SOURCE TEXT =>
Loch Ewe () is a sea loch in the region of Wester Ross in the Northwest Highlands of Scotland. The shores are inhabited by a traditionally Gàidhlig-speaking people living in or sustained by crofting villages, the most notable of which, situated on the north-eastern shore, is the Aultbea settlement.

History
Due to the rugged and inaccessible terrain in which it is located, Loch Ewe has always been an assembly point for maritime trade.  Around 1610 the area at the head of Loch Ewe, today known as Poolewe, was urbanised around an iron furnace using charcoal produced in the surrounding woodlands for fuel. English ironmasters found it more economic to ship the ore to Poolewe for smelting than to ship the processed charcoal to England to run furnaces there.

The crofting villages which were established in the 1840s, as a result of the local parish's estate being reformed from run-rig to fixed holdings properties, were always quite small. Bualnaliub, nine miles (fifteen kilometres) to the north of Poolewe, had eleven houses and fifty people at the 1841 census – twenty-three of whom were from the same (McIver) family. Mellon Charles, four miles (six and a half kilometres) to the west, had two hundred and sixteen people in forty-one houses – including seventeen houses headed by a McLennan. Ormiscaig, roughly halfway between them, had ten houses (four headed by McGregors) totalling forty-eight people. One hundred and forty years later, in 1981, the population was ten at Bualnaluib, twenty-four at Ormiscaig and one hundred and ten at Mellon Charles.

In 1911 a 70-foot lighthouse was built on the promontory between Gairloch and Poolewe.

Loch Ewe was a temporary base of the Home Fleet during the Second World War. It was also used as an assembly point for the Arctic Convoys during the war. Ships from the British, American and other ports gathered here before sailing to Murmansk from September 1942 following the disaster of Convoy PQ 17 in order to confuse German intelligence.

At the German surrender in April 1945 Loch Ewe became the British marshalling point for many of the German U-boats that had surrendered while at sea.

Data items

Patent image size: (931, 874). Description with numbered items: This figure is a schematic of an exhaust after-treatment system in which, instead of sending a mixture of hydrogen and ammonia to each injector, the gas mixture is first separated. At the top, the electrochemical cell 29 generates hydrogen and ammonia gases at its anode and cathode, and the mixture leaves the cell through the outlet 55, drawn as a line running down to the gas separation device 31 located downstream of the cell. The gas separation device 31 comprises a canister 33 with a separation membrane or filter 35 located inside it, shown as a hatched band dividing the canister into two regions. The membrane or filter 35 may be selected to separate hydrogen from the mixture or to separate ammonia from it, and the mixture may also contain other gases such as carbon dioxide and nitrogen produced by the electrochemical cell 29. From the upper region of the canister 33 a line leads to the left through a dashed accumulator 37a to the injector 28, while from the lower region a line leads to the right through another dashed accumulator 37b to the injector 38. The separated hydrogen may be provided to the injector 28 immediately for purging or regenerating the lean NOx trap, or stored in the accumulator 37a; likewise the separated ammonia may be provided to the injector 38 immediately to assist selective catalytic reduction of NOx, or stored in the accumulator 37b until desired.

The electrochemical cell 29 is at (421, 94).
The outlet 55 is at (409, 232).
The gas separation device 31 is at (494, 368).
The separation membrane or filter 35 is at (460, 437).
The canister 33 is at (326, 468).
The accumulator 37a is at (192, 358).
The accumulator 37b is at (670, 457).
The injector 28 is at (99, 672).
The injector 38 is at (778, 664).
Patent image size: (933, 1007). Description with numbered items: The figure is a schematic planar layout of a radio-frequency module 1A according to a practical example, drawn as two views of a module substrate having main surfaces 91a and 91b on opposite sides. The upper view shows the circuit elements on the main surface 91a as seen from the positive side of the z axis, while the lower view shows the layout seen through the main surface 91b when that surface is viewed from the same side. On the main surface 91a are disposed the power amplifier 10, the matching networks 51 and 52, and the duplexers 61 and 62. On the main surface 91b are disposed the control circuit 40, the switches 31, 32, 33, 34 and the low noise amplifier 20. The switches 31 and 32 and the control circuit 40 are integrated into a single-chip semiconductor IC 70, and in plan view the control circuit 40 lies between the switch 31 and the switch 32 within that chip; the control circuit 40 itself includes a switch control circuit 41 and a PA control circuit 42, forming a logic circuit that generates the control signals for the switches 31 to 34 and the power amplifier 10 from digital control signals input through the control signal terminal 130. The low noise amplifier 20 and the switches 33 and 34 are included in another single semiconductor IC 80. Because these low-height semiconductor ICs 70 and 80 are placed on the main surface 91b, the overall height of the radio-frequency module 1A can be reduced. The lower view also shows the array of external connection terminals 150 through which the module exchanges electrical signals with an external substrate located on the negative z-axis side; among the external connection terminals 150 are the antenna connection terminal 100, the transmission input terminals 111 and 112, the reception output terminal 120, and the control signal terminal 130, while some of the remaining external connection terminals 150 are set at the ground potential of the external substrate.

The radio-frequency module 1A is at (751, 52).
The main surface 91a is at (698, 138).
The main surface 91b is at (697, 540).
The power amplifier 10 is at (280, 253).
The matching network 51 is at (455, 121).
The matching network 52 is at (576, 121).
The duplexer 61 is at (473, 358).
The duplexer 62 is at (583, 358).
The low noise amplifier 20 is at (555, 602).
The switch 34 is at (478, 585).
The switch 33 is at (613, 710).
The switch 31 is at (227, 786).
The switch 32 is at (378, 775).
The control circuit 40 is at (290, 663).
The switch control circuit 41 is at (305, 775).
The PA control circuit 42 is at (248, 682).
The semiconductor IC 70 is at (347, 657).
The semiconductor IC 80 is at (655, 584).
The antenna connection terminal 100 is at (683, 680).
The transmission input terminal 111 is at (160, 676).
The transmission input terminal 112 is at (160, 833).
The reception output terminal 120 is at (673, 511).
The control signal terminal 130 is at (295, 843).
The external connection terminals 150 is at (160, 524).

WHAT YOU SHOULD DO => Reproduce the stretch of the Loch Ewe passage from "The crofting villages" through "at Mellon Charles." word for word.

RESULT FOR THIS TASK =>
The crofting villages which were established in the 1840s, as a result of the local parish's estate being reformed from run-rig to fixed holdings properties, were always quite small. Bualnaliub, nine miles (fifteen kilometres) to the north of Poolewe, had eleven houses and fifty people at the 1841 census – twenty-three of whom were from the same (McIver) family. Mellon Charles, four miles (six and a half kilometres) to the west, had two hundred and sixteen people in forty-one houses – including seventeen houses headed by a McLennan. Ormiscaig, roughly halfway between them, had ten houses (four headed by McGregors) totalling forty-eight people. One hundred and forty years later, in 1981, the population was ten at Bualnaluib, twenty-four at Ormiscaig and one hundred and ten at Mellon Charles.